◆ Task set ◆
1. In the passage on ERM proteins, what does the C-terminal domain of protein family members bind?
2. Print the part of the passage on ERM proteins between "Initially identified as" and "Short et al., 1998).", inclusive.

◆ Quoted passage ◆
Moesin contributes an essential structural role in Drosophilaphotoreceptor morphogenesis

ERM proteins, dynamic, regulated membrane-cytoskeleton linkers essential to apical membrane traffic and regulation(Bretscher et al., 2002; Reczek and Bretscher, 2001),are attractive candidates to coordinate pathways of cellular morphogenesis. Protein family members contain a conserved N-terminal FERM(4.1-Ezrin-Radixin-Moesin) domain that binds cytoplasmic domains of transmembrane proteins directly or indirectly through coupling proteins and a C-terminal F-actin binding domain. ERM proteins are present in cytoplasm as dormant, non-phosphorylated monomers, and are recruited to plasma membranes and activated there by phosphatidylinositol 4,5-bisphosphate[PtdIns(4,5)P₂]-binding and phosphorylation of a C-terminal threonine; upon phosphorylation, binding sites masked by intramolecular association are exposed(Bretscher et al., 1997; Pearson et al., 2000).

Initially identified as a component of the intestinal brush border membrane cytoskeleton, ERM proteins are broadly associated with actin-rich membrane projections, including microvilli and lamellipodia(Berryman et al., 1993). A role for ERM proteins in actin-based morphogenesis is supported by in vitro observations: downregulation of ERM proteins in cultured cells disrupts membrane protrusions (Amieva et al.,1999), and expression of a constitutively active ERM protein produces a profusion of microvilli (Oshiro et al., 1998). In addition to demonstrated structural roles, ERM proteins localize important signalling regulators, including EBP50/NHERF, a regulatory subunit of the sodium-proton pump RhoGDI and others(Hamada et al., 2001; Takahashi et al., 1997; Short et al., 1998).

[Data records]
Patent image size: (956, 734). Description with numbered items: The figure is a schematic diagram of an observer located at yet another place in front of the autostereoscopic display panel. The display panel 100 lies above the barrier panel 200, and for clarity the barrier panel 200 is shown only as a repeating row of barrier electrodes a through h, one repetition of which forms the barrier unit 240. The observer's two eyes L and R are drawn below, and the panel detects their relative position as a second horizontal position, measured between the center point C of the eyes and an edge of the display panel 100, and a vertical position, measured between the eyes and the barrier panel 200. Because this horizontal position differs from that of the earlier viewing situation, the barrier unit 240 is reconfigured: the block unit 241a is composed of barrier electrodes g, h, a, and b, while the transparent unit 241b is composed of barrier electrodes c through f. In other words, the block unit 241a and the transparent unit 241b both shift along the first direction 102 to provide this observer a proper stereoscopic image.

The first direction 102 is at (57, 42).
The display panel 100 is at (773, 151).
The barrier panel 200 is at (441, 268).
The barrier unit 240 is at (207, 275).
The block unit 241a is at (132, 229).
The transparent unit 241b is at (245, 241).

◆ Responses for each task ◆
1. F-actin

2.
Initially identified as a component of the intestinal brush border membrane cytoskeleton, ERM proteins are broadly associated with actin-rich membrane projections, including microvilli and lamellipodia(Berryman et al., 1993). A role for ERM proteins in actin-based morphogenesis is supported by in vitro observations: downregulation of ERM proteins in cultured cells disrupts membrane protrusions (Amieva et al.,1999), and expression of a constitutively active ERM protein produces a profusion of microvilli (Oshiro et al., 1998). In addition to demonstrated structural roles, ERM proteins localize important signalling regulators, including EBP50/NHERF, a regulatory subunit of the sodium-proton pump RhoGDI and others(Hamada et al., 2001; Takahashi et al., 1997; Short et al., 1998).